Work instructions: Where does the string "complete" appear? Copy every line of the entries below that holds it.

Material for this task:
______________________________
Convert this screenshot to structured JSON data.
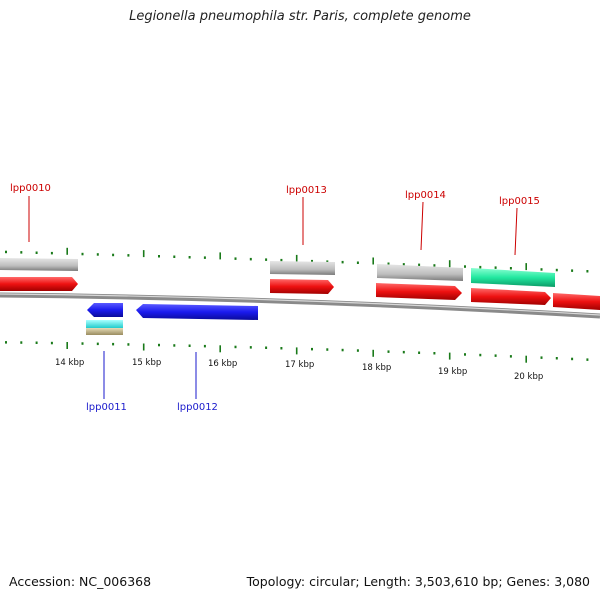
{
  "title": "Legionella pneumophila str. Paris, complete genome",
  "accession": "Accession: NC_006368",
  "summary": "Topology: circular; Length: 3,503,610 bp; Genes: 3,080",
  "colors": {
    "forward_cds": "#ee1111",
    "reverse_cds": "#1a1aee",
    "gene": "#bdbdbd",
    "rrna_teal": "#22e8a0",
    "cyan": "#33eeee",
    "tan": "#c8b88a",
    "tick": "#1a7a1a",
    "backbone": "#777777",
    "label_forward": "#cc0000",
    "label_reverse": "#1a1acc"
  },
  "scale_labels": [
    "14 kbp",
    "15 kbp",
    "16 kbp",
    "17 kbp",
    "18 kbp",
    "19 kbp",
    "20 kbp"
  ],
  "forward_genes": [
    "lpp0010",
    "lpp0013",
    "lpp0014",
    "lpp0015"
  ],
  "reverse_genes": [
    "lpp0011",
    "lpp0012"
  ]
}
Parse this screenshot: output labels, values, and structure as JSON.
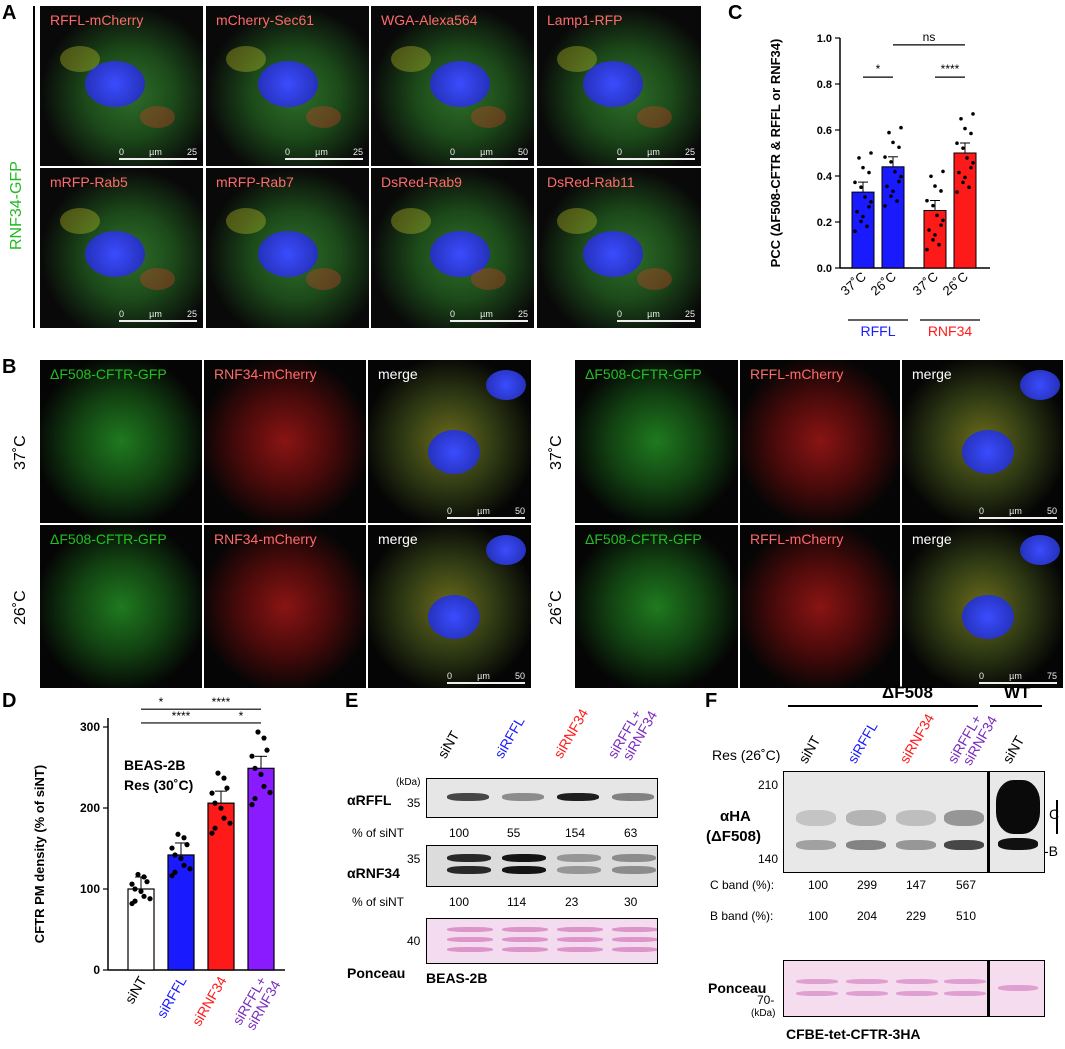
{
  "panel_labels": {
    "A": "A",
    "B": "B",
    "C": "C",
    "D": "D",
    "E": "E",
    "F": "F"
  },
  "panelA": {
    "side_label": "RNF34-GFP",
    "row1": [
      {
        "label": "RFFL-mCherry",
        "scale_mid": "µm",
        "scale_num": "25",
        "scale_zero": "0"
      },
      {
        "label": "mCherry-Sec61",
        "scale_mid": "µm",
        "scale_num": "25",
        "scale_zero": "0"
      },
      {
        "label": "WGA-Alexa564",
        "scale_mid": "µm",
        "scale_num": "50",
        "scale_zero": "0"
      },
      {
        "label": "Lamp1-RFP",
        "scale_mid": "µm",
        "scale_num": "25",
        "scale_zero": "0"
      }
    ],
    "row2": [
      {
        "label": "mRFP-Rab5",
        "scale_mid": "",
        "scale_num": "",
        "scale_zero": ""
      },
      {
        "label": "mRFP-Rab7",
        "scale_mid": "",
        "scale_num": "",
        "scale_zero": ""
      },
      {
        "label": "DsRed-Rab9",
        "scale_mid": "µm",
        "scale_num": "25",
        "scale_zero": "0"
      },
      {
        "label": "DsRed-Rab11",
        "scale_mid": "µm",
        "scale_num": "25",
        "scale_zero": "0"
      }
    ],
    "row2_first_scale": {
      "zero": "0",
      "mid": "µm",
      "num": "25"
    }
  },
  "panelB": {
    "temp_top": "37˚C",
    "temp_bottom": "26˚C",
    "left_labels": [
      "ΔF508-CFTR-GFP",
      "RNF34-mCherry",
      "merge"
    ],
    "right_labels": [
      "ΔF508-CFTR-GFP",
      "RFFL-mCherry",
      "merge"
    ],
    "scale_left_top": {
      "zero": "0",
      "mid": "µm",
      "num": "50"
    },
    "scale_left_bottom": {
      "zero": "0",
      "mid": "µm",
      "num": "50"
    },
    "scale_right_top": {
      "zero": "0",
      "mid": "µm",
      "num": "50"
    },
    "scale_right_bottom": {
      "zero": "0",
      "mid": "µm",
      "num": "75"
    }
  },
  "panelC": {
    "chart_data": {
      "type": "bar",
      "ylabel": "PCC (ΔF508-CFTR & RFFL or RNF34)",
      "ylim": [
        0,
        1.0
      ],
      "yticks": [
        "0.0",
        "0.2",
        "0.4",
        "0.6",
        "0.8",
        "1.0"
      ],
      "categories": [
        "37˚C",
        "26˚C",
        "37˚C",
        "26˚C"
      ],
      "groups": [
        {
          "name": "RFFL",
          "color": "#1a1aff"
        },
        {
          "name": "RNF34",
          "color": "#ff1a1a"
        }
      ],
      "values": [
        0.33,
        0.44,
        0.25,
        0.5
      ],
      "colors": [
        "#1a1aff",
        "#1a1aff",
        "#ff1a1a",
        "#ff1a1a"
      ],
      "significance": [
        {
          "text": "*",
          "from": 0,
          "to": 1
        },
        {
          "text": "****",
          "from": 2,
          "to": 3
        },
        {
          "text": "ns",
          "from": 1,
          "to": 3
        }
      ]
    }
  },
  "panelD": {
    "chart_data": {
      "type": "bar",
      "ylabel": "CFTR PM density (% of siNT)",
      "ylim": [
        0,
        300
      ],
      "yticks": [
        "0",
        "100",
        "200",
        "300"
      ],
      "categories": [
        "siNT",
        "siRFFL",
        "siRNF34",
        "siRFFL+\nsiRNF34"
      ],
      "category_lines": [
        [
          "siNT"
        ],
        [
          "siRFFL"
        ],
        [
          "siRNF34"
        ],
        [
          "siRFFL+",
          "siRNF34"
        ]
      ],
      "values": [
        100,
        142,
        206,
        249
      ],
      "colors": [
        "#ffffff",
        "#1a1aff",
        "#ff1a1a",
        "#8a1aff"
      ],
      "label_colors": [
        "#000000",
        "#1a1aff",
        "#ff1a1a",
        "#7a2bbf"
      ],
      "annotation_lines": [
        "BEAS-2B",
        "Res (30˚C)"
      ],
      "significance": [
        {
          "text": "*",
          "from": 0,
          "to": 1
        },
        {
          "text": "****",
          "from": 1,
          "to": 3
        },
        {
          "text": "****",
          "from": 0,
          "to": 2
        },
        {
          "text": "*",
          "from": 2,
          "to": 3
        }
      ]
    }
  },
  "panelE": {
    "lanes": [
      {
        "lines": [
          "siNT"
        ],
        "color": "#000000"
      },
      {
        "lines": [
          "siRFFL"
        ],
        "color": "#1a1aff"
      },
      {
        "lines": [
          "siRNF34"
        ],
        "color": "#ff1a1a"
      },
      {
        "lines": [
          "siRFFL+",
          "siRNF34"
        ],
        "color": "#7a2bbf"
      }
    ],
    "kda": "(kDa)",
    "rffl": {
      "label": "αRFFL",
      "marker": "35",
      "pct_label": "% of siNT",
      "pct": [
        "100",
        "55",
        "154",
        "63"
      ]
    },
    "rnf34": {
      "label": "αRNF34",
      "marker": "35",
      "pct_label": "% of siNT",
      "pct": [
        "100",
        "114",
        "23",
        "30"
      ]
    },
    "ponceau": {
      "label": "Ponceau",
      "marker": "40"
    },
    "cell_line": "BEAS-2B"
  },
  "panelF": {
    "dF508": "ΔF508",
    "wt": "WT",
    "res": "Res (26˚C)",
    "lanes": [
      {
        "lines": [
          "siNT"
        ],
        "color": "#000000"
      },
      {
        "lines": [
          "siRFFL"
        ],
        "color": "#1a1aff"
      },
      {
        "lines": [
          "siRNF34"
        ],
        "color": "#ff1a1a"
      },
      {
        "lines": [
          "siRFFL+",
          "siRNF34"
        ],
        "color": "#7a2bbf"
      },
      {
        "lines": [
          "siNT"
        ],
        "color": "#000000"
      }
    ],
    "marker_top": "210",
    "marker_bottom": "140",
    "antibody_lines": [
      "αHA",
      "(ΔF508)"
    ],
    "band_c": "C",
    "band_b": "-B",
    "c_band": {
      "label": "C band (%):",
      "values": [
        "100",
        "299",
        "147",
        "567"
      ]
    },
    "b_band": {
      "label": "B band (%):",
      "values": [
        "100",
        "204",
        "229",
        "510"
      ]
    },
    "ponceau": {
      "label": "Ponceau",
      "marker": "70-",
      "kda": "(kDa)"
    },
    "cell_line": "CFBE-tet-CFTR-3HA"
  }
}
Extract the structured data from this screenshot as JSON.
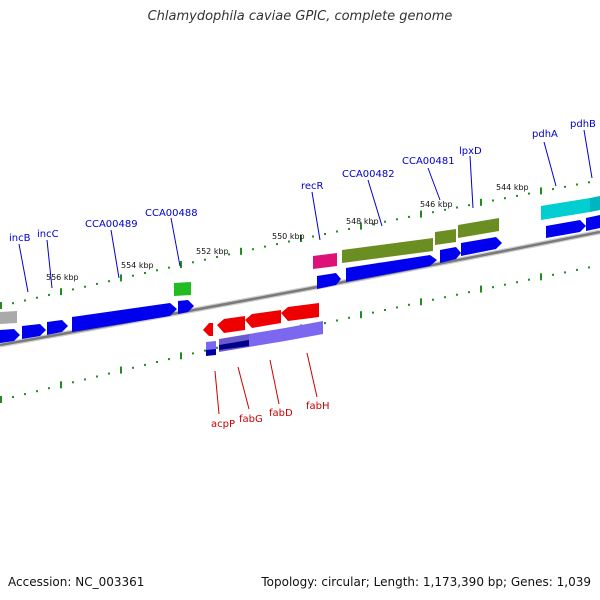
{
  "title": "Chlamydophila caviae GPIC, complete genome",
  "footer": {
    "accession": "Accession: NC_003361",
    "summary": "Topology: circular; Length: 1,173,390 bp; Genes: 1,039"
  },
  "kbp_labels": [
    "544 kbp",
    "546 kbp",
    "548 kbp",
    "550 kbp",
    "552 kbp",
    "554 kbp",
    "556 kbp"
  ],
  "gene_labels_forward": [
    "pdhB",
    "pdhA",
    "lpxD",
    "CCA00481",
    "CCA00482",
    "recR",
    "CCA00488",
    "CCA00489",
    "incC",
    "incB"
  ],
  "gene_labels_reverse": [
    "acpP",
    "fabG",
    "fabD",
    "fabH"
  ],
  "colors": {
    "backbone": "#808080",
    "forward_gene": "#0000ee",
    "reverse_gene": "#ee0000",
    "cog_olive": "#6b8e23",
    "cog_cyan": "#00ced1",
    "cog_green": "#22bb22",
    "cog_magenta": "#dd1177",
    "cog_lavender": "#7b68ee",
    "cog_grey": "#aaaaaa",
    "tick": "#228b22",
    "forward_label": "#0000cc",
    "reverse_label": "#cc0000"
  }
}
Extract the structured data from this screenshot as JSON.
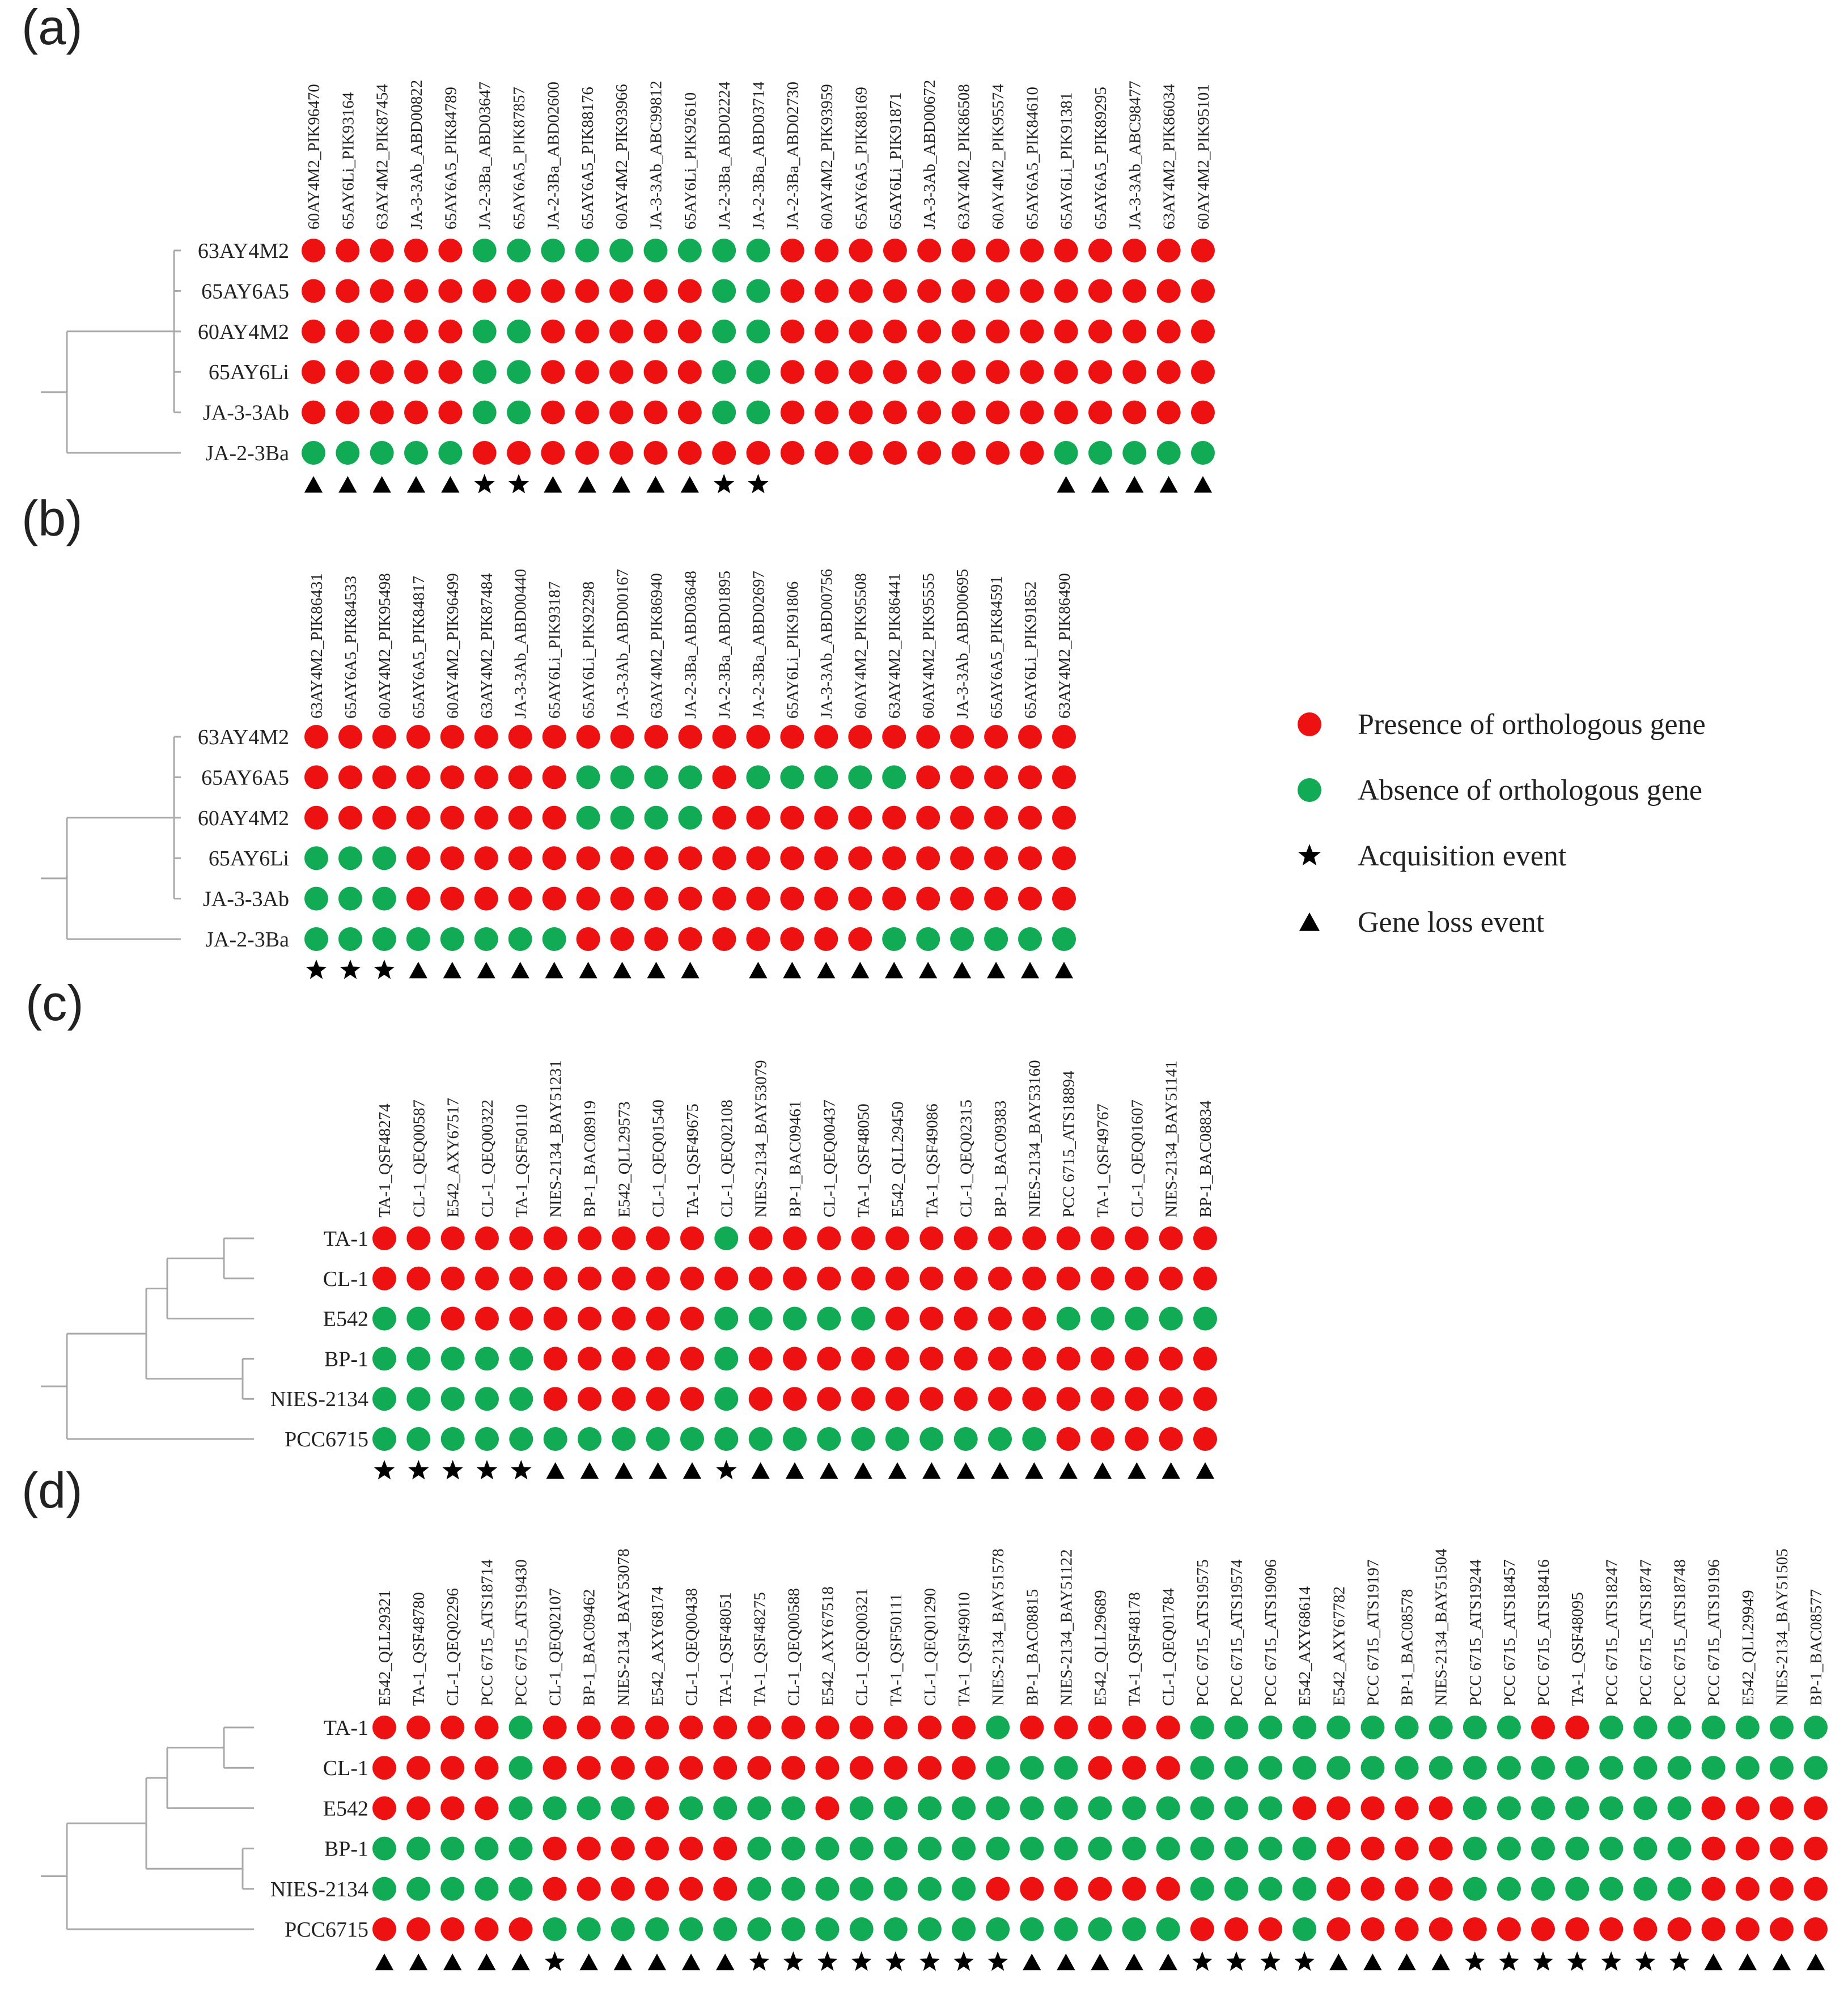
______________________________
Solution for this exercise:
  "title": "Legionella pneumophila str. Paris, complete genome",
  "title": "Chlamydophila caviae GPIC, complete genome",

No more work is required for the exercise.